## Instructions for the task
Please output each line of the records below as a Markdown table with the columns Row and Line. Give each line a row number, and leave out blank lines and pictures.

Layout coordinate data
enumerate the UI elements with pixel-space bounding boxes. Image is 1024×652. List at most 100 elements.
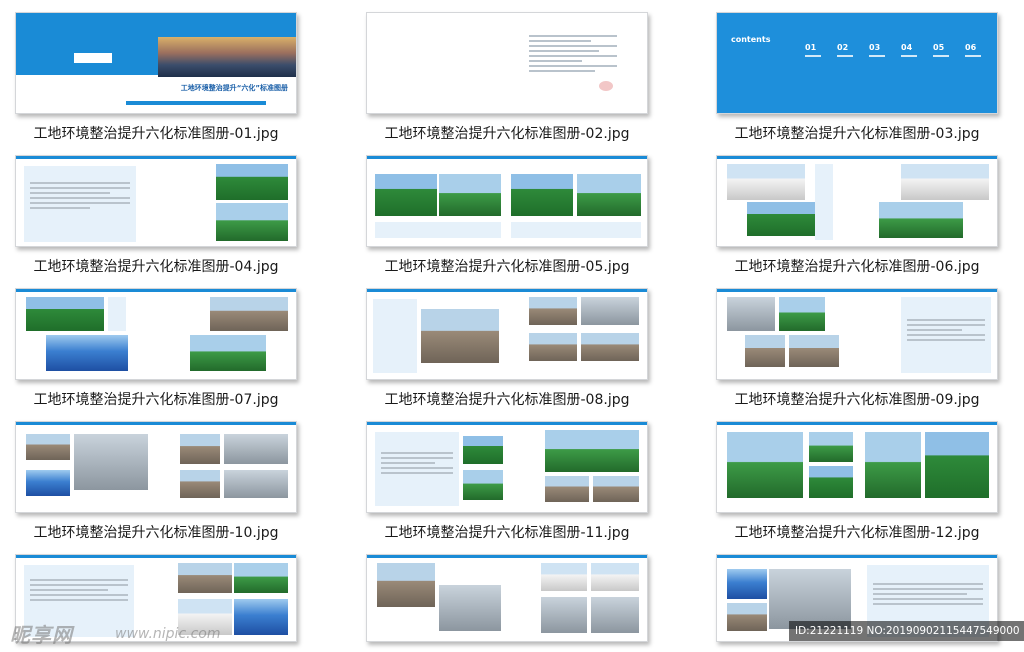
thumbnail-caption[interactable]: 工地环境整治提升六化标准图册-09.jpg <box>716 389 998 409</box>
contents-heading: contents <box>731 35 771 44</box>
contents-number: 01 <box>805 43 817 52</box>
text-panel <box>373 299 417 373</box>
thumbnail-image[interactable] <box>366 288 648 380</box>
site-photo <box>865 432 921 498</box>
caption-panel <box>511 222 641 238</box>
site-photo <box>545 430 639 472</box>
site-photo <box>439 174 501 216</box>
thumbnail-image[interactable] <box>366 12 648 114</box>
site-photo <box>545 476 589 502</box>
watermark-logo: 昵享网 <box>10 623 73 647</box>
thumbnail-caption[interactable]: 工地环境整治提升六化标准图册-02.jpg <box>366 123 648 143</box>
site-photo <box>216 203 288 241</box>
page-top-bar <box>367 422 647 425</box>
site-photo <box>421 309 499 363</box>
site-photo <box>178 563 232 593</box>
thumbnail-image[interactable] <box>366 155 648 247</box>
body-text <box>30 579 128 604</box>
site-photo <box>26 434 70 460</box>
thumbnail-image[interactable] <box>366 421 648 513</box>
site-photo <box>577 174 641 216</box>
contents-divider <box>965 55 981 57</box>
site-photo <box>727 164 805 200</box>
site-photo <box>26 297 104 331</box>
site-photo <box>901 164 989 200</box>
page-top-bar <box>16 156 296 159</box>
preface-text <box>529 35 617 75</box>
site-photo <box>727 569 767 599</box>
site-photo <box>180 434 220 464</box>
cover-logo <box>74 53 112 63</box>
body-text <box>873 583 983 608</box>
page-top-bar <box>16 289 296 292</box>
thumbnail-image[interactable] <box>716 155 998 247</box>
contents-divider <box>837 55 853 57</box>
thumbnail-image[interactable] <box>15 421 297 513</box>
thumbnail-image[interactable] <box>716 421 998 513</box>
page-top-bar <box>717 555 997 558</box>
contents-divider <box>805 55 821 57</box>
site-photo <box>529 297 577 325</box>
page-top-bar <box>717 289 997 292</box>
site-photo <box>234 563 288 593</box>
site-photo <box>511 174 573 216</box>
body-text <box>381 452 453 477</box>
contents-number: 04 <box>901 43 913 52</box>
thumbnail-image[interactable] <box>15 155 297 247</box>
thumbnail-caption[interactable]: 工地环境整治提升六化标准图册-05.jpg <box>366 256 648 276</box>
contents-divider <box>869 55 885 57</box>
thumbnail-caption[interactable]: 工地环境整治提升六化标准图册-06.jpg <box>716 256 998 276</box>
cover-title: 工地环境整治提升“六化”标准图册 <box>180 84 288 92</box>
site-photo <box>46 335 128 371</box>
thumbnail-image[interactable]: contents 01 02 03 04 05 06 <box>716 12 998 114</box>
site-photo <box>593 476 639 502</box>
site-photo <box>779 297 825 331</box>
cover-subtitle-bar <box>126 101 266 105</box>
site-photo <box>541 563 587 591</box>
site-photo <box>463 470 503 500</box>
contents-number: 05 <box>933 43 945 52</box>
thumbnail-caption[interactable]: 工地环境整治提升六化标准图册-08.jpg <box>366 389 648 409</box>
site-photo <box>747 202 815 236</box>
site-photo <box>224 470 288 498</box>
site-photo <box>727 297 775 331</box>
site-photo <box>180 470 220 498</box>
site-photo <box>26 470 70 496</box>
contents-divider <box>933 55 949 57</box>
thumbnail-caption[interactable]: 工地环境整治提升六化标准图册-11.jpg <box>366 522 648 542</box>
cover-city-photo <box>158 37 296 77</box>
thumbnail-caption[interactable]: 工地环境整治提升六化标准图册-04.jpg <box>15 256 297 276</box>
site-photo <box>377 563 435 607</box>
text-panel <box>815 164 833 240</box>
site-photo <box>591 563 639 591</box>
site-photo <box>529 333 577 361</box>
thumbnail-image[interactable] <box>716 288 998 380</box>
site-photo <box>541 597 587 633</box>
page-top-bar <box>16 555 296 558</box>
body-text <box>907 319 985 344</box>
thumbnail-caption[interactable]: 工地环境整治提升六化标准图册-03.jpg <box>716 123 998 143</box>
site-photo <box>769 569 851 629</box>
contents-number: 03 <box>869 43 881 52</box>
thumbnail-image[interactable]: 工地环境整治提升“六化”标准图册 <box>15 12 297 114</box>
site-photo <box>789 335 839 367</box>
site-photo <box>375 174 437 216</box>
site-photo <box>809 466 853 498</box>
thumbnail-caption[interactable]: 工地环境整治提升六化标准图册-07.jpg <box>15 389 297 409</box>
site-photo <box>210 297 288 331</box>
contents-number: 06 <box>965 43 977 52</box>
thumbnail-image[interactable] <box>366 554 648 642</box>
contents-background <box>717 13 997 113</box>
contents-divider <box>901 55 917 57</box>
page-top-bar <box>367 156 647 159</box>
site-photo <box>234 599 288 635</box>
preface-stamp <box>599 81 613 91</box>
thumbnail-caption[interactable]: 工地环境整治提升六化标准图册-10.jpg <box>15 522 297 542</box>
page-top-bar <box>717 422 997 425</box>
page-top-bar <box>717 156 997 159</box>
thumbnail-caption[interactable]: 工地环境整治提升六化标准图册-01.jpg <box>15 123 297 143</box>
site-photo <box>727 603 767 631</box>
thumbnail-caption[interactable]: 工地环境整治提升六化标准图册-12.jpg <box>716 522 998 542</box>
thumbnail-image[interactable] <box>15 288 297 380</box>
site-photo <box>809 432 853 462</box>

## Result below
| Row | Line |
|---|---|
| 1 | enumerate the UI elements with pixel-space bounding boxes. Image is 1024×652. List at most 100 elements. |
| 2 | thumbnail-caption[interactable]: 工地环境整治提升六化标准图册-09.jpg <box>716 389 998 409</box> |
| 3 | contents-heading: contents <box>731 35 771 44</box> |
| 4 | contents-number: 01 <box>805 43 817 52</box> |
| 5 | text-panel <box>373 299 417 373</box> |
| 6 | thumbnail-image[interactable] <box>366 288 648 380</box> |
| 7 | site-photo <box>865 432 921 498</box> |
| 8 | caption-panel <box>511 222 641 238</box> |
| 9 | site-photo <box>545 430 639 472</box> |
| 10 | site-photo <box>439 174 501 216</box> |
| 11 | thumbnail-image[interactable] <box>366 12 648 114</box> |
| 12 | site-photo <box>545 476 589 502</box> |
| 13 | watermark-logo: 昵享网 <box>10 623 73 647</box> |
| 14 | thumbnail-caption[interactable]: 工地环境整治提升六化标准图册-02.jpg <box>366 123 648 143</box> |
| 15 | site-photo <box>216 203 288 241</box> |
| 16 | page-top-bar <box>367 422 647 425</box> |
| 17 | site-photo <box>421 309 499 363</box> |
| 18 | site-photo <box>178 563 232 593</box> |
| 19 | thumbnail-image[interactable] <box>366 155 648 247</box> |
| 20 | body-text <box>30 579 128 604</box> |
| 21 | site-photo <box>26 434 70 460</box> |
| 22 | thumbnail-image[interactable] <box>366 421 648 513</box> |
| 23 | site-photo <box>577 174 641 216</box> |
| 24 | contents-divider <box>965 55 981 57</box> |
| 25 | site-photo <box>727 164 805 200</box> |
| 26 | site-photo <box>26 297 104 331</box> |
| 27 | site-photo <box>901 164 989 200</box> |
| 28 | page-top-bar <box>16 156 296 159</box> |
| 29 | preface-text <box>529 35 617 75</box> |
| 30 | site-photo <box>727 569 767 599</box> |
| 31 | site-photo <box>180 434 220 464</box> |
| 32 | cover-logo <box>74 53 112 63</box> |
| 33 | body-text <box>873 583 983 608</box> |
| 34 | page-top-bar <box>16 289 296 292</box> |
| 35 | thumbnail-image[interactable] <box>716 155 998 247</box> |
| 36 | contents-divider <box>837 55 853 57</box> |
| 37 | thumbnail-image[interactable] <box>15 421 297 513</box> |
| 38 | thumbnail-image[interactable] <box>716 421 998 513</box> |
| 39 | page-top-bar <box>717 555 997 558</box> |
| 40 | contents-divider <box>805 55 821 57</box> |
| 41 | site-photo <box>529 297 577 325</box> |
| 42 | page-top-bar <box>717 289 997 292</box> |
| 43 | site-photo <box>234 563 288 593</box> |
| 44 | site-photo <box>511 174 573 216</box> |
| 45 | body-text <box>381 452 453 477</box> |
| 46 | contents-number: 04 <box>901 43 913 52</box> |
| 47 | thumbnail-image[interactable] <box>15 155 297 247</box> |
| 48 | thumbnail-caption[interactable]: 工地环境整治提升六化标准图册-05.jpg <box>366 256 648 276</box> |
| 49 | contents-divider <box>869 55 885 57</box> |
| 50 | thumbnail-caption[interactable]: 工地环境整治提升六化标准图册-06.jpg <box>716 256 998 276</box> |
| 51 | cover-title: 工地环境整治提升“六化”标准图册 <box>180 84 288 92</box> |
| 52 | site-photo <box>46 335 128 371</box> |
| 53 | thumbnail-image[interactable]: contents 01 02 03 04 05 06 <box>716 12 998 114</box> |
| 54 | site-photo <box>593 476 639 502</box> |
| 55 | site-photo <box>779 297 825 331</box> |
| 56 | cover-subtitle-bar <box>126 101 266 105</box> |
| 57 | site-photo <box>541 563 587 591</box> |
| 58 | site-photo <box>463 470 503 500</box> |
| 59 | contents-number: 05 <box>933 43 945 52</box> |
| 60 | thumbnail-caption[interactable]: 工地环境整治提升六化标准图册-08.jpg <box>366 389 648 409</box> |
| 61 | site-photo <box>747 202 815 236</box> |
| 62 | site-photo <box>224 470 288 498</box> |
| 63 | site-photo <box>727 297 775 331</box> |
| 64 | site-photo <box>180 470 220 498</box> |
| 65 | site-photo <box>26 470 70 496</box> |
| 66 | contents-divider <box>933 55 949 57</box> |
| 67 | thumbnail-caption[interactable]: 工地环境整治提升六化标准图册-11.jpg <box>366 522 648 542</box> |
| 68 | cover-city-photo <box>158 37 296 77</box> |
| 69 | thumbnail-caption[interactable]: 工地环境整治提升六化标准图册-04.jpg <box>15 256 297 276</box> |
| 70 | site-photo <box>377 563 435 607</box> |
| 71 | text-panel <box>815 164 833 240</box> |
| 72 | site-photo <box>591 563 639 591</box> |
| 73 | site-photo <box>529 333 577 361</box> |
| 74 | thumbnail-image[interactable] <box>716 288 998 380</box> |
| 75 | site-photo <box>541 597 587 633</box> |
| 76 | page-top-bar <box>16 555 296 558</box> |
| 77 | body-text <box>907 319 985 344</box> |
| 78 | thumbnail-caption[interactable]: 工地环境整治提升六化标准图册-03.jpg <box>716 123 998 143</box> |
| 79 | site-photo <box>769 569 851 629</box> |
| 80 | contents-number: 03 <box>869 43 881 52</box> |
| 81 | thumbnail-image[interactable]: 工地环境整治提升“六化”标准图册 <box>15 12 297 114</box> |
| 82 | site-photo <box>789 335 839 367</box> |
| 83 | site-photo <box>375 174 437 216</box> |
| 84 | site-photo <box>809 466 853 498</box> |
| 85 | thumbnail-caption[interactable]: 工地环境整治提升六化标准图册-07.jpg <box>15 389 297 409</box> |
| 86 | site-photo <box>210 297 288 331</box> |
| 87 | contents-number: 06 <box>965 43 977 52</box> |
| 88 | thumbnail-image[interactable] <box>366 554 648 642</box> |
| 89 | contents-background <box>717 13 997 113</box> |
| 90 | contents-divider <box>901 55 917 57</box> |
| 91 | page-top-bar <box>367 156 647 159</box> |
| 92 | site-photo <box>234 599 288 635</box> |
| 93 | preface-stamp <box>599 81 613 91</box> |
| 94 | thumbnail-caption[interactable]: 工地环境整治提升六化标准图册-10.jpg <box>15 522 297 542</box> |
| 95 | page-top-bar <box>717 422 997 425</box> |
| 96 | page-top-bar <box>717 156 997 159</box> |
| 97 | thumbnail-caption[interactable]: 工地环境整治提升六化标准图册-01.jpg <box>15 123 297 143</box> |
| 98 | site-photo <box>727 603 767 631</box> |
| 99 | thumbnail-caption[interactable]: 工地环境整治提升六化标准图册-12.jpg <box>716 522 998 542</box> |
| 100 | thumbnail-image[interactable] <box>15 288 297 380</box> |
| 101 | site-photo <box>809 432 853 462</box> |